TASK
Gather each line containing the string "icon" from these entries.

PROVIDED DATA
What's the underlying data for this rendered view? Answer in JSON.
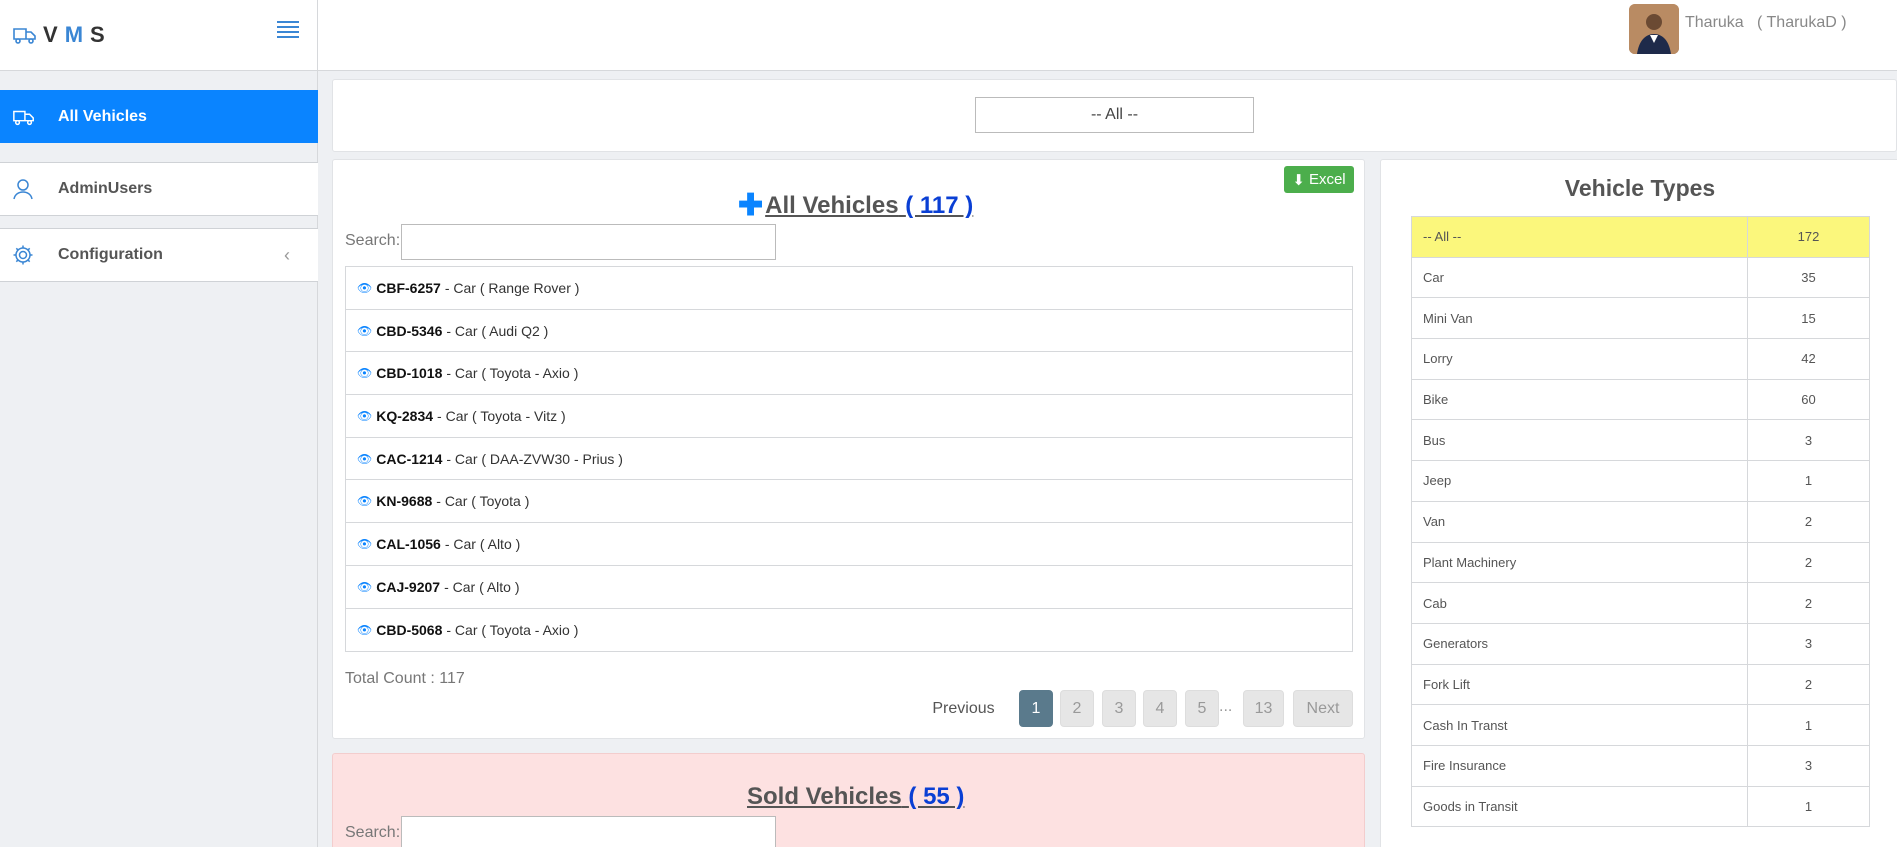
{
  "brand": {
    "letters": [
      "V",
      "M",
      "S"
    ]
  },
  "sidebar": {
    "items": [
      {
        "label": "All Vehicles",
        "icon": "truck-icon"
      },
      {
        "label": "AdminUsers",
        "icon": "user-icon"
      },
      {
        "label": "Configuration",
        "icon": "gear-icon"
      }
    ]
  },
  "user": {
    "display": "Tharuka   ( TharukaD )"
  },
  "filter": {
    "value": "-- All --"
  },
  "vehicles": {
    "title": "All Vehicles",
    "count": "( 117 )",
    "excel_label": "Excel",
    "search_label": "Search:",
    "list": [
      {
        "plate": "CBF-6257",
        "desc": "- Car ( Range Rover )"
      },
      {
        "plate": "CBD-5346",
        "desc": "- Car ( Audi Q2 )"
      },
      {
        "plate": "CBD-1018",
        "desc": "- Car ( Toyota - Axio )"
      },
      {
        "plate": "KQ-2834",
        "desc": "- Car ( Toyota - Vitz )"
      },
      {
        "plate": "CAC-1214",
        "desc": "- Car ( DAA-ZVW30 - Prius )"
      },
      {
        "plate": "KN-9688",
        "desc": "- Car ( Toyota )"
      },
      {
        "plate": "CAL-1056",
        "desc": "- Car ( Alto )"
      },
      {
        "plate": "CAJ-9207",
        "desc": "- Car ( Alto )"
      },
      {
        "plate": "CBD-5068",
        "desc": "- Car ( Toyota - Axio )"
      }
    ],
    "total": "Total Count : 117",
    "pagination": {
      "previous": "Previous",
      "pages": [
        "1",
        "2",
        "3",
        "4",
        "5"
      ],
      "ellipsis": "...",
      "last": "13",
      "next": "Next"
    }
  },
  "sold": {
    "title": "Sold Vehicles",
    "count": "( 55 )",
    "search_label": "Search:"
  },
  "types": {
    "title": "Vehicle Types",
    "rows": [
      {
        "name": "-- All --",
        "count": "172"
      },
      {
        "name": "Car",
        "count": "35"
      },
      {
        "name": "Mini Van",
        "count": "15"
      },
      {
        "name": "Lorry",
        "count": "42"
      },
      {
        "name": "Bike",
        "count": "60"
      },
      {
        "name": "Bus",
        "count": "3"
      },
      {
        "name": "Jeep",
        "count": "1"
      },
      {
        "name": "Van",
        "count": "2"
      },
      {
        "name": "Plant Machinery",
        "count": "2"
      },
      {
        "name": "Cab",
        "count": "2"
      },
      {
        "name": "Generators",
        "count": "3"
      },
      {
        "name": "Fork Lift",
        "count": "2"
      },
      {
        "name": "Cash In Transt",
        "count": "1"
      },
      {
        "name": "Fire Insurance",
        "count": "3"
      },
      {
        "name": "Goods in Transit",
        "count": "1"
      }
    ],
    "highlight_color": "#fbf77c"
  },
  "colors": {
    "accent": "#0a84ff",
    "excel": "#4cae4c",
    "sold_bg": "#fde1e1"
  }
}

RESULT FOR THIS TASK
        "icon": "truck-icon"
        "icon": "user-icon"
        "icon": "gear-icon"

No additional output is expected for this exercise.